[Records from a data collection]
┌──
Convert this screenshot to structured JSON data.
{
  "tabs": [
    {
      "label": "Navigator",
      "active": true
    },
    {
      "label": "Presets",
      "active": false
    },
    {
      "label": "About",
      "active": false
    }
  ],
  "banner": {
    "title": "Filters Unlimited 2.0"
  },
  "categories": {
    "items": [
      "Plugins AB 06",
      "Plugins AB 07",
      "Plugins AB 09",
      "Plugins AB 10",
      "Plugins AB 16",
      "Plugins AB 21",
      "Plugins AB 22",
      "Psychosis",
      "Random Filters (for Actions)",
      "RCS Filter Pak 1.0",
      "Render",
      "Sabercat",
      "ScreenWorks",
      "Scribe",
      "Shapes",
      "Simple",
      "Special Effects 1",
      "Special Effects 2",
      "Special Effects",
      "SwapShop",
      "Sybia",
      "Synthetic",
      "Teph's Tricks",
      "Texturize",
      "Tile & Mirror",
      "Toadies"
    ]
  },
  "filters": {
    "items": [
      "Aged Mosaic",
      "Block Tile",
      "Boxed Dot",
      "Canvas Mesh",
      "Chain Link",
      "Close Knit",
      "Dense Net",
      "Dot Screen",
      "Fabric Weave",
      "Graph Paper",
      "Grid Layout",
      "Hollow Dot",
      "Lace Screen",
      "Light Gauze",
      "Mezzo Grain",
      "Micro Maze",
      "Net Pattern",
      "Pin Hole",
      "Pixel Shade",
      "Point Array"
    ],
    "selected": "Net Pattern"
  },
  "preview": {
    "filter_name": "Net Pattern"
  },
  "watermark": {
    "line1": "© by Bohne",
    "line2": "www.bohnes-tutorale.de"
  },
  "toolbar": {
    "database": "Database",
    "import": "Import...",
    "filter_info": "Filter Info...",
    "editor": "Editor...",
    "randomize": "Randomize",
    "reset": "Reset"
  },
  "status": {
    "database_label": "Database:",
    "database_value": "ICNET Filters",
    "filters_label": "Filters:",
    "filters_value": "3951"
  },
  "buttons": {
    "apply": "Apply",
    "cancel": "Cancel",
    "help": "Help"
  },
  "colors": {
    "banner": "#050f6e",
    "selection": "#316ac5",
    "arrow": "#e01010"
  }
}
└──
-- THE PROBLEM --
Every line containing the string "Plugins" must be listed.

-- THE ANSWER --
      "Plugins AB 06",
      "Plugins AB 07",
      "Plugins AB 09",
      "Plugins AB 10",
      "Plugins AB 16",
      "Plugins AB 21",
      "Plugins AB 22",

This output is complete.